Running iterative alg stuck in Ubuntu system #552

stefenmax · 2024-05-29T16:07:25Z

Hi, I run your code smoothly on Windows, when I transfer to linux, after compile, it could run the forward and backprojection on my data. But every time When I run OSART-TV like below, it will stuck with no response. In windows it give me response within few seconds.
algs.ossart_tv(proj, self.geo, angles, niter=1, init = init)
Thanks for your help

Specifications

python version:3.10
OS:Linux
CUDA version:12.2
conda list

AnderBiguri · 2024-05-29T17:09:17Z

There are a couple of rare issues that may be causing this, but its been hard to debug because I can't reproduce it.

One thing to try: in the following function, a new geoemtry is created from the input one.

TIGRE/Python/tigre/algorithms/iterative_recon_alg.py

Line 217 in 2b18d9b

    
           geox.sVoxel[1:] = geox.sVoxel[1:] * 1.1  # a bit larger to avoid zeros in projections

Can you try changing the code locally so it doesn't do this modification of the geoemtry? Just the copy.

stefenmax · 2024-05-29T20:00:36Z

Do you mean comment this line right? I tried and failed. But I tried some Krylov subspace algorithms like CGLS and LSQR it worked, That is weired. But the OSART-TV's performence is the best...

AnderBiguri · 2024-05-29T20:35:26Z

@stefenmax not just that line, but the few after.
Apologies I am in a trip so can't help much, but the idea is to pass an un modified geo to Atb

stefenmax · 2024-05-29T21:04:41Z

Thanks for you help. But it still didn't works. Maybe I should run it using windows. And I found that the speed is faster than linux lol

AnderBiguri · 2024-05-29T21:12:29Z

hum... I don't really know then why.

→ **EXTRACTED DATA**:

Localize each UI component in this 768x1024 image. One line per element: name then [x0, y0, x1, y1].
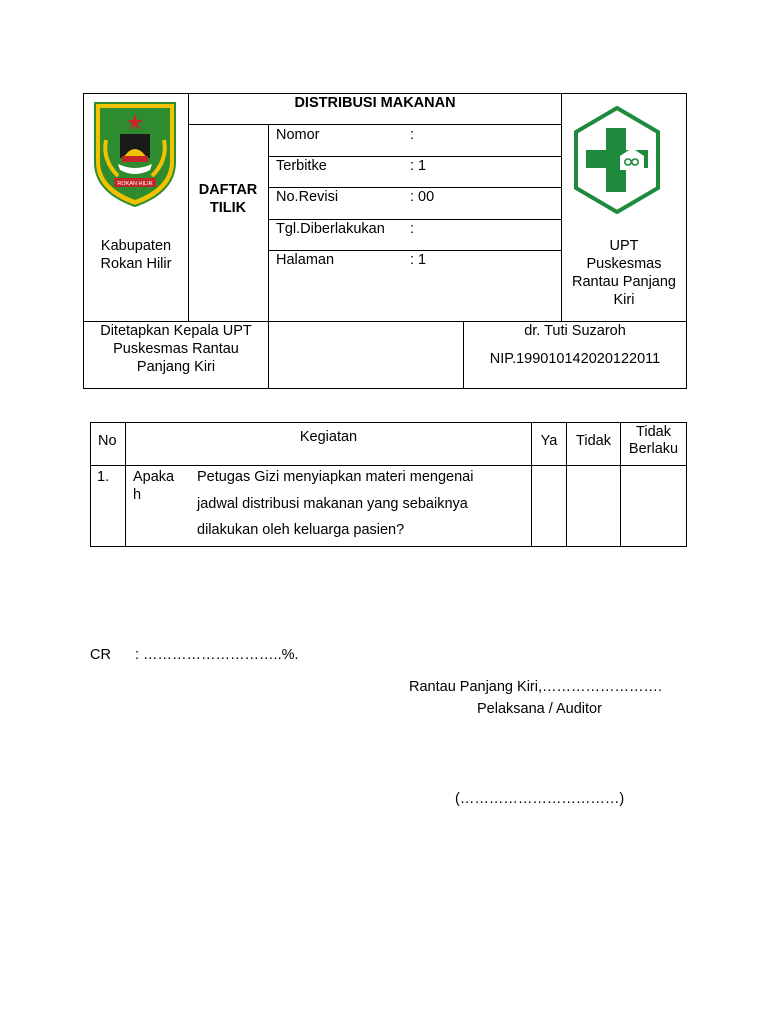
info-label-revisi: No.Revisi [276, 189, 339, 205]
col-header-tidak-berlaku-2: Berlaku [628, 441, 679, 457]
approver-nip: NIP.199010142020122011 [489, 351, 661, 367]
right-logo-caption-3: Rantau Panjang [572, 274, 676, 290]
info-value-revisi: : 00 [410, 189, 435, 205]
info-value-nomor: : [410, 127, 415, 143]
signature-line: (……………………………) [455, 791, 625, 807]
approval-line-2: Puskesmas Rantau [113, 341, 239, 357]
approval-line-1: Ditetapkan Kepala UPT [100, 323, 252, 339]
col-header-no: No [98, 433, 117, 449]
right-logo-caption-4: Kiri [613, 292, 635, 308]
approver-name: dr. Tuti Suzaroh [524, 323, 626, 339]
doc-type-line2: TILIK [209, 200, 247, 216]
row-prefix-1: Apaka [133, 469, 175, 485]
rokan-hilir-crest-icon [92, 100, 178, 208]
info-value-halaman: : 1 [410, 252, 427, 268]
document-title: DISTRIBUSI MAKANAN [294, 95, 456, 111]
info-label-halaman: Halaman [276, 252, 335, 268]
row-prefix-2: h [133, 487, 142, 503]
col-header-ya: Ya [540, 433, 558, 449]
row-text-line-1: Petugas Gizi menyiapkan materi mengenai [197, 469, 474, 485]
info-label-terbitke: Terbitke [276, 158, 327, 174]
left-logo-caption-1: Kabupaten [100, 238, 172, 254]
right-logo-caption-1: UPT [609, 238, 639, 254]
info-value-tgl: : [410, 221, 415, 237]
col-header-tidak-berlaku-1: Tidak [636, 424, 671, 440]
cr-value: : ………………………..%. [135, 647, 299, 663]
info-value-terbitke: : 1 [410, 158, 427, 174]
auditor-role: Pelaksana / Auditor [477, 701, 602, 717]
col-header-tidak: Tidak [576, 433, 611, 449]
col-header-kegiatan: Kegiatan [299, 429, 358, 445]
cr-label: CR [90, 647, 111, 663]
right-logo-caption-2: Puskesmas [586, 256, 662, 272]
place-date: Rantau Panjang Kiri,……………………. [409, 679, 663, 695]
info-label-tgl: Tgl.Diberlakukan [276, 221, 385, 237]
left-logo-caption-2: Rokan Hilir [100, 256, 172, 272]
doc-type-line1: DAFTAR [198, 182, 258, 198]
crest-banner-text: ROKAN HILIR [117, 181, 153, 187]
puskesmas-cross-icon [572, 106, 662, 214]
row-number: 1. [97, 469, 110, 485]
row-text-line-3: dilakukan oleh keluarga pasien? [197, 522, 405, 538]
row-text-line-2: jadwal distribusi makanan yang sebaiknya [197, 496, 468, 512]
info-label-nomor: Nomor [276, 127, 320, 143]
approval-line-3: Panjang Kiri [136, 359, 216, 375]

...

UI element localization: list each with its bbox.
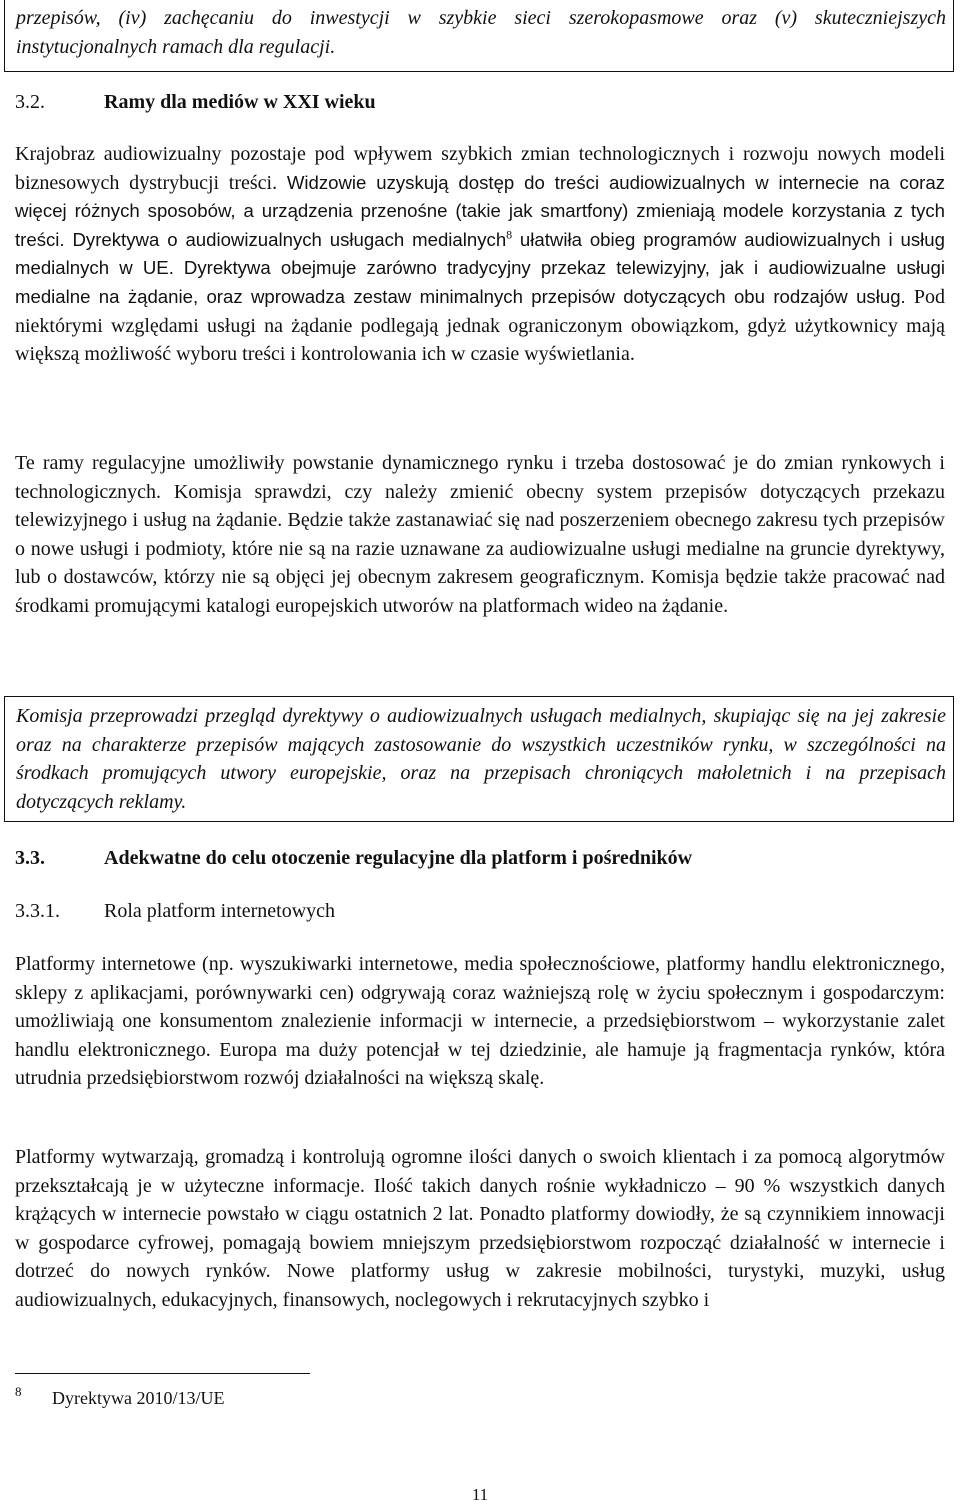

→ **SET PROBLEM 1**:
Translate this sentence from the issue thread into Spanish: "There are a couple of rare issues that may be causing this, but its been hard to debug because I can't reproduce it."
→ **SET PROBLEM 2**:
According to the issue thread, which two Krylov subspace algorithms did work on Linux?
→ **SET PROBLEM 3**:
Print the part of the issue thread starting with "stefenmax · 2024-05-29T16:07:25Z" and going on through "within few seconds.".

→ **TASK SOLUTION 1**:
Hay un par de problemas poco comunes que podrían estar causando esto, pero ha sido difícil depurarlo porque no puedo reproducirlo.

→ **TASK SOLUTION 2**:
CGLS and LSQR.

→ **TASK SOLUTION 3**:
stefenmax · 2024-05-29T16:07:25Z

Hi, I run your code smoothly on Windows, when I transfer to linux, after compile, it could run the forward and backprojection on my data. But every time When I run OSART-TV like below, it will stuck with no response. In windows it give me response within few seconds.